WORK TO COMPLETE » Go through the listing and write out all of it exactly.

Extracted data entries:
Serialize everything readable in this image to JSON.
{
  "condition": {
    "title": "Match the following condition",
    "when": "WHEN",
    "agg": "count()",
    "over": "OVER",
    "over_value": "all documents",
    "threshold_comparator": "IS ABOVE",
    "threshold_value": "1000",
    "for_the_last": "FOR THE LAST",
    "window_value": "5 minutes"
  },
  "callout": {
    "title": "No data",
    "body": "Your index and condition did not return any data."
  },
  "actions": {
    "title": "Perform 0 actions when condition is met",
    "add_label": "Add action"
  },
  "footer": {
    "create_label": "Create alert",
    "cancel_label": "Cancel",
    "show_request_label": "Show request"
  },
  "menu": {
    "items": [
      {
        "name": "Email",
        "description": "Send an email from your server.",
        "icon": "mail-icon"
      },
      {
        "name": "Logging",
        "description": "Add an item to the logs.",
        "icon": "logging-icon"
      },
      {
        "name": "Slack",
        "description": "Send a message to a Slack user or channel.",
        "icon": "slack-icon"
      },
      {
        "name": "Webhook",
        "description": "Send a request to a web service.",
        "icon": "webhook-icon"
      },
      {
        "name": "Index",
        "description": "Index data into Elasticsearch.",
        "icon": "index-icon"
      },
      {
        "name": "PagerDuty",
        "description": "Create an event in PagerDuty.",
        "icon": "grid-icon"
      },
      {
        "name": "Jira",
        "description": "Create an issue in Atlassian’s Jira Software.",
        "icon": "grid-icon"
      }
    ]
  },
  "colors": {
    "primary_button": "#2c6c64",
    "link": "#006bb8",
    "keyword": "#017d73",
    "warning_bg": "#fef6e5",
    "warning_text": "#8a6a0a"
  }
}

ANSWER TO THIS TASK »
Serialize everything readable in this image to JSON.
{
  "condition": {
    "title": "Match the following condition",
    "when": "WHEN",
    "agg": "count()",
    "over": "OVER",
    "over_value": "all documents",
    "threshold_comparator": "IS ABOVE",
    "threshold_value": "1000",
    "for_the_last": "FOR THE LAST",
    "window_value": "5 minutes"
  },
  "callout": {
    "title": "No data",
    "body": "Your index and condition did not return any data."
  },
  "actions": {
    "title": "Perform 0 actions when condition is met",
    "add_label": "Add action"
  },
  "footer": {
    "create_label": "Create alert",
    "cancel_label": "Cancel",
    "show_request_label": "Show request"
  },
  "menu": {
    "items": [
      {
        "name": "Email",
        "description": "Send an email from your server.",
        "icon": "mail-icon"
      },
      {
        "name": "Logging",
        "description": "Add an item to the logs.",
        "icon": "logging-icon"
      },
      {
        "name": "Slack",
        "description": "Send a message to a Slack user or channel.",
        "icon": "slack-icon"
      },
      {
        "name": "Webhook",
        "description": "Send a request to a web service.",
        "icon": "webhook-icon"
      },
      {
        "name": "Index",
        "description": "Index data into Elasticsearch.",
        "icon": "index-icon"
      },
      {
        "name": "PagerDuty",
        "description": "Create an event in PagerDuty.",
        "icon": "grid-icon"
      },
      {
        "name": "Jira",
        "description": "Create an issue in Atlassian’s Jira Software.",
        "icon": "grid-icon"
      }
    ]
  },
  "colors": {
    "primary_button": "#2c6c64",
    "link": "#006bb8",
    "keyword": "#017d73",
    "warning_bg": "#fef6e5",
    "warning_text": "#8a6a0a"
  }
}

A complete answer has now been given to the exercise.